═══ MATERIAL SUPPLIED ═══

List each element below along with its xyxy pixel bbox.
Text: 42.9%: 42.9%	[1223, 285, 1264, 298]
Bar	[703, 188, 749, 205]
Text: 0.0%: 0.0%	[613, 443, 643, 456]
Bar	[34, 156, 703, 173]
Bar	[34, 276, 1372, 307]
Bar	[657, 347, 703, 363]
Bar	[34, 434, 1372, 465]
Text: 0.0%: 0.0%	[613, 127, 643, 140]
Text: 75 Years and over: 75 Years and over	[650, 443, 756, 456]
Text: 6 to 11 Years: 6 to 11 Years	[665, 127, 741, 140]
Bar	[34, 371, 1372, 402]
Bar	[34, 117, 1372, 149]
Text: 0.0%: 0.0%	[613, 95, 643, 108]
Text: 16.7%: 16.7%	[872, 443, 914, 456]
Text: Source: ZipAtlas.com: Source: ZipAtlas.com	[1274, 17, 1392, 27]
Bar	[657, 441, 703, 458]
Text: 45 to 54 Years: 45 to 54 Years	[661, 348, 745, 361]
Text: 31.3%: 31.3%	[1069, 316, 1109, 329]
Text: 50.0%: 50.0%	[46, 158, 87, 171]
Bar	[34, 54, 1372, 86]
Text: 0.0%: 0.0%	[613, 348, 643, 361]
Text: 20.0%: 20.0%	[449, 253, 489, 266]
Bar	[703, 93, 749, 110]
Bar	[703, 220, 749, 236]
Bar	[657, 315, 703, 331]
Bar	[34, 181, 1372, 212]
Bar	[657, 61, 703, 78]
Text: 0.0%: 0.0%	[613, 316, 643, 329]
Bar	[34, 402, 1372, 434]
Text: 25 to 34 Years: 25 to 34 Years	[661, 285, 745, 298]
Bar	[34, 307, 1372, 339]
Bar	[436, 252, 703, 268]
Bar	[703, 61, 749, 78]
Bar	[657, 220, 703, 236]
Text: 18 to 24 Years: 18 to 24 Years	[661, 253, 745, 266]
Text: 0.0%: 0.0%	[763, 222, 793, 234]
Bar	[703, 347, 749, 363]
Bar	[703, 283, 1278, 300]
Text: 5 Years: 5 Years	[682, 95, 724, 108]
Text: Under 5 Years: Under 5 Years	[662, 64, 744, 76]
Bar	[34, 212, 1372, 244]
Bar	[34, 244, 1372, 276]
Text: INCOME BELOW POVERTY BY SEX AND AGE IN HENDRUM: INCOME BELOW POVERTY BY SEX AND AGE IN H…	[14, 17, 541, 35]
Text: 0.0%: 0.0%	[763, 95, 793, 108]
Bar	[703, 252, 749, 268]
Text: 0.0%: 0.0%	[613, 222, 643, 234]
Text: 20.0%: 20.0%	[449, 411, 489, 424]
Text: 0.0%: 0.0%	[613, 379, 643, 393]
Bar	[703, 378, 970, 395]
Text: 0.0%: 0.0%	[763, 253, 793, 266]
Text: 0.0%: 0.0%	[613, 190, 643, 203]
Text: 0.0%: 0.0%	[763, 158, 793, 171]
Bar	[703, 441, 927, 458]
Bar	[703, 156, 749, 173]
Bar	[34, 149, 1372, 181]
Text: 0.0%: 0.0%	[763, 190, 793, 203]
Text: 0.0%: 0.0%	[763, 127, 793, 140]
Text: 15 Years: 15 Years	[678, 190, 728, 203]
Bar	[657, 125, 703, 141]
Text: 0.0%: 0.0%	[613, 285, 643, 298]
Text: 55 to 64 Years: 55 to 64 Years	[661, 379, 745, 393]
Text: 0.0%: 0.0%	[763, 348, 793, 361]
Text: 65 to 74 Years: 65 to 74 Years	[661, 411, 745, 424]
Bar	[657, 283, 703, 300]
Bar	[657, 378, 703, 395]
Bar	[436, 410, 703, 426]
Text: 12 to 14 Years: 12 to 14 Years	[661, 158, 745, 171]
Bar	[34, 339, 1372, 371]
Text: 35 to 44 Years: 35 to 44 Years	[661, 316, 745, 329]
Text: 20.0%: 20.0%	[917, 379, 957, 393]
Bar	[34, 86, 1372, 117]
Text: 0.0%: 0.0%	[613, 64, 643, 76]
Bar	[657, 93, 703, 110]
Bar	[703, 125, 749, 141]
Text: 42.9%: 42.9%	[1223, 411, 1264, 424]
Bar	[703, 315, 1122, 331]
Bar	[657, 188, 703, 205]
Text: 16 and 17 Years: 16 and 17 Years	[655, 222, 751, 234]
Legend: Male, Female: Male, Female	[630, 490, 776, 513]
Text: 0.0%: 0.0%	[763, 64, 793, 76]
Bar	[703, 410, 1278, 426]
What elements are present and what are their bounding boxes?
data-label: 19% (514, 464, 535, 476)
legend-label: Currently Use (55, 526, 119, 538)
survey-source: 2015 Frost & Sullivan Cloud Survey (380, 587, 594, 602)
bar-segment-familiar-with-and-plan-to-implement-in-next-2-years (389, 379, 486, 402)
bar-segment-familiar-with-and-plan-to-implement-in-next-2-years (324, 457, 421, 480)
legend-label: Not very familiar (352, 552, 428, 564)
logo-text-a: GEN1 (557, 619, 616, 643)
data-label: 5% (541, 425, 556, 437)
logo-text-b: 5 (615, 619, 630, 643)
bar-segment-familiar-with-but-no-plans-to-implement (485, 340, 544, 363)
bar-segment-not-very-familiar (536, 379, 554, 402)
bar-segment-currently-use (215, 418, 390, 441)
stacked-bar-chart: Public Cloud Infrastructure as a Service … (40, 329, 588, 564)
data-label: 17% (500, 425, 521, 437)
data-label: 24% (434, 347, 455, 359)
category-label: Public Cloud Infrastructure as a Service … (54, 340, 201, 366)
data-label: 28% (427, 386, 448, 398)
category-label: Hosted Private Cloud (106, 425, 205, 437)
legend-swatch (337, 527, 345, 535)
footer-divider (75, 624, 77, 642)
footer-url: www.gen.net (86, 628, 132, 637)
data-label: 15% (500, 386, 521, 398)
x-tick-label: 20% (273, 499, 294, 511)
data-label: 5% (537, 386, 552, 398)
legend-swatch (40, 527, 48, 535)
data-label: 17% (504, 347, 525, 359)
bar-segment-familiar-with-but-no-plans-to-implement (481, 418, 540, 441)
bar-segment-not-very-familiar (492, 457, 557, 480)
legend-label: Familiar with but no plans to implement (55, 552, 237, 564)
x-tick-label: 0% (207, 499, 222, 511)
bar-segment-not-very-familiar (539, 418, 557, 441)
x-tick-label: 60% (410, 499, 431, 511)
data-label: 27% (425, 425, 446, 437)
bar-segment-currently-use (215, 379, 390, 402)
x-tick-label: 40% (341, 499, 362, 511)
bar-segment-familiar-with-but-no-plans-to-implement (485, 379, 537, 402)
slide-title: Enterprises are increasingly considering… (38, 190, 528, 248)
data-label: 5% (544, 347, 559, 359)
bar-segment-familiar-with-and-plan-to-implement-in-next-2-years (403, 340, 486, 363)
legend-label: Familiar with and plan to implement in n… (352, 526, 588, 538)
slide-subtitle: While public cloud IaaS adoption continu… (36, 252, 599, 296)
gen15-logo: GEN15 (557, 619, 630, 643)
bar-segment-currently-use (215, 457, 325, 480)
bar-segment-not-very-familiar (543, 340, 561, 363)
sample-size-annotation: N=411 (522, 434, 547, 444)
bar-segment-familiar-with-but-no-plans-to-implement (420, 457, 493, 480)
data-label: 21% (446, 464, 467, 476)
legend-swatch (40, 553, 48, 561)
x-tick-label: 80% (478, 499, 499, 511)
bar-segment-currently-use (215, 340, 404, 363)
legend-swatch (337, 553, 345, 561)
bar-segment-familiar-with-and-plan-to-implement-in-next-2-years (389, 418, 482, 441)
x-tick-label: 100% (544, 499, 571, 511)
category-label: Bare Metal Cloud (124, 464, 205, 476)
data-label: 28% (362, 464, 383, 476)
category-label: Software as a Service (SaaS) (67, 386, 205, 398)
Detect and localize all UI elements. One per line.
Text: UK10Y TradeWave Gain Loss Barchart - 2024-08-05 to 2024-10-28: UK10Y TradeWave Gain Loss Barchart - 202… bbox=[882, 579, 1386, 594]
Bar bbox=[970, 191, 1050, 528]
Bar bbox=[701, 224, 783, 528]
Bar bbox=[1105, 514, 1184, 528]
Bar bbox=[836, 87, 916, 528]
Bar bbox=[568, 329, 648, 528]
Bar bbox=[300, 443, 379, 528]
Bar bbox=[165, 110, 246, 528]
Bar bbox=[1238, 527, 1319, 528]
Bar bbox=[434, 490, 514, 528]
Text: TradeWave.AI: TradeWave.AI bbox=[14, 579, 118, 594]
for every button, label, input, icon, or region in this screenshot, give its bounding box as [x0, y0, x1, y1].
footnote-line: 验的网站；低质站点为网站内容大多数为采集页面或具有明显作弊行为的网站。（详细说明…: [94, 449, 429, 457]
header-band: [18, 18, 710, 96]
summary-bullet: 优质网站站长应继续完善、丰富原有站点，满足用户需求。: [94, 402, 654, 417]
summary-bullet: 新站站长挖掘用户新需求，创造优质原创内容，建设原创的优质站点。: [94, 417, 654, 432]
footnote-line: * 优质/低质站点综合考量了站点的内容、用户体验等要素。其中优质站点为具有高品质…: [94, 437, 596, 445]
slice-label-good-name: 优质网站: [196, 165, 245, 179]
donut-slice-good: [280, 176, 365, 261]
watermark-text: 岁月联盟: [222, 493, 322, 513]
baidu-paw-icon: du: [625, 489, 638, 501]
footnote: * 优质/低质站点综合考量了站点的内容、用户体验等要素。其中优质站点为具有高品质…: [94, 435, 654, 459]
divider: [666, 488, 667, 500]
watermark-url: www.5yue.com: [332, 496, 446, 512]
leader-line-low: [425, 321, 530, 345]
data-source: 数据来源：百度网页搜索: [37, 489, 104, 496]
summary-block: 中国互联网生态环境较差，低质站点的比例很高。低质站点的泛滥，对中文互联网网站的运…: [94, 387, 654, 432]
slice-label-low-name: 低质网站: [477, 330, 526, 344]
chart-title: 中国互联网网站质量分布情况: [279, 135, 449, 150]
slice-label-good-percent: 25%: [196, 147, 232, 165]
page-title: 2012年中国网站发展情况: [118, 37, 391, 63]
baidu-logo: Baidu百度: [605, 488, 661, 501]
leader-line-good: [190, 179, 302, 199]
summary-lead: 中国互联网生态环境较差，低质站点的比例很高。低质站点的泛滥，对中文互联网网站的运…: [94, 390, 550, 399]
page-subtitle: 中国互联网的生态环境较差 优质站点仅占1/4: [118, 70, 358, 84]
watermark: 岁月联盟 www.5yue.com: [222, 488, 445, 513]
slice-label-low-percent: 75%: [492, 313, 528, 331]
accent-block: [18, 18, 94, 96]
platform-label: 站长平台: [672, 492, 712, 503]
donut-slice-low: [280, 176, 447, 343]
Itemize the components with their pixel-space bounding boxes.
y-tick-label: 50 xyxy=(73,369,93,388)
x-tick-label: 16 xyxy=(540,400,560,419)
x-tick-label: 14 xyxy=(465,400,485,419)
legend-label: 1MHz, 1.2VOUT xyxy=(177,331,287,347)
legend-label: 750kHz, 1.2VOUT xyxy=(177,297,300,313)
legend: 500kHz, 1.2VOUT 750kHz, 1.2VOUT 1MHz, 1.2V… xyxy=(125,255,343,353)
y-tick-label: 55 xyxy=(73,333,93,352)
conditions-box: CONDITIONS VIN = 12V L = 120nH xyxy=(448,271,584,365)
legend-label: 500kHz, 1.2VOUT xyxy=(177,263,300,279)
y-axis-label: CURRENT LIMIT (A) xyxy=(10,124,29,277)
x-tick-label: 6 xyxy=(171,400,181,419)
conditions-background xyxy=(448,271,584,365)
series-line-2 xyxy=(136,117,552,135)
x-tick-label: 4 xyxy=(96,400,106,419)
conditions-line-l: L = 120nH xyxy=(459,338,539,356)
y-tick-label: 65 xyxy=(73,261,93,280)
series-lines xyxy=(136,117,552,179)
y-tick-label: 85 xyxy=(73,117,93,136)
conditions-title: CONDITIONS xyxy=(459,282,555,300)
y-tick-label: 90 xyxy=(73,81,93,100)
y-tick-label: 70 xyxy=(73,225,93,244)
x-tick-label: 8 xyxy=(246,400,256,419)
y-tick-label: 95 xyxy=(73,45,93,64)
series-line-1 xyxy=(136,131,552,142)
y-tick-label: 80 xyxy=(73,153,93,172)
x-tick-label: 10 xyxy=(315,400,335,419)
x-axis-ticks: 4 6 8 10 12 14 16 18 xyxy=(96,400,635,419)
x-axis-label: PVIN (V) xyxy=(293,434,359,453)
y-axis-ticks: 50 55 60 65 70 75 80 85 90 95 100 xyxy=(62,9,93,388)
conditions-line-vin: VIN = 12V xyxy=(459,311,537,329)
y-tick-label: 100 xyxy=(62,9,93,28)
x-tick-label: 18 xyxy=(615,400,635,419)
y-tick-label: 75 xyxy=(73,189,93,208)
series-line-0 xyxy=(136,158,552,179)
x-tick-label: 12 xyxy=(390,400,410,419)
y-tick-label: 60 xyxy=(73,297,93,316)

═══

**SET EXERCISE**
Reproduce the data verbatim, from its first line through the line containing "158, 87, 171]", with both of those lines included.

**THE ANSWER**
List each element below along with its xyxy pixel bbox.
Text: 42.9%: 42.9%	[1223, 285, 1264, 298]
Bar	[703, 188, 749, 205]
Text: 0.0%: 0.0%	[613, 443, 643, 456]
Bar	[34, 156, 703, 173]
Bar	[34, 276, 1372, 307]
Bar	[657, 347, 703, 363]
Bar	[34, 434, 1372, 465]
Text: 0.0%: 0.0%	[613, 127, 643, 140]
Text: 75 Years and over: 75 Years and over	[650, 443, 756, 456]
Text: 6 to 11 Years: 6 to 11 Years	[665, 127, 741, 140]
Bar	[34, 371, 1372, 402]
Bar	[34, 117, 1372, 149]
Text: 0.0%: 0.0%	[613, 95, 643, 108]
Text: 16.7%: 16.7%	[872, 443, 914, 456]
Text: Source: ZipAtlas.com: Source: ZipAtlas.com	[1274, 17, 1392, 27]
Bar	[657, 441, 703, 458]
Text: 45 to 54 Years: 45 to 54 Years	[661, 348, 745, 361]
Text: 31.3%: 31.3%	[1069, 316, 1109, 329]
Text: 50.0%: 50.0%	[46, 158, 87, 171]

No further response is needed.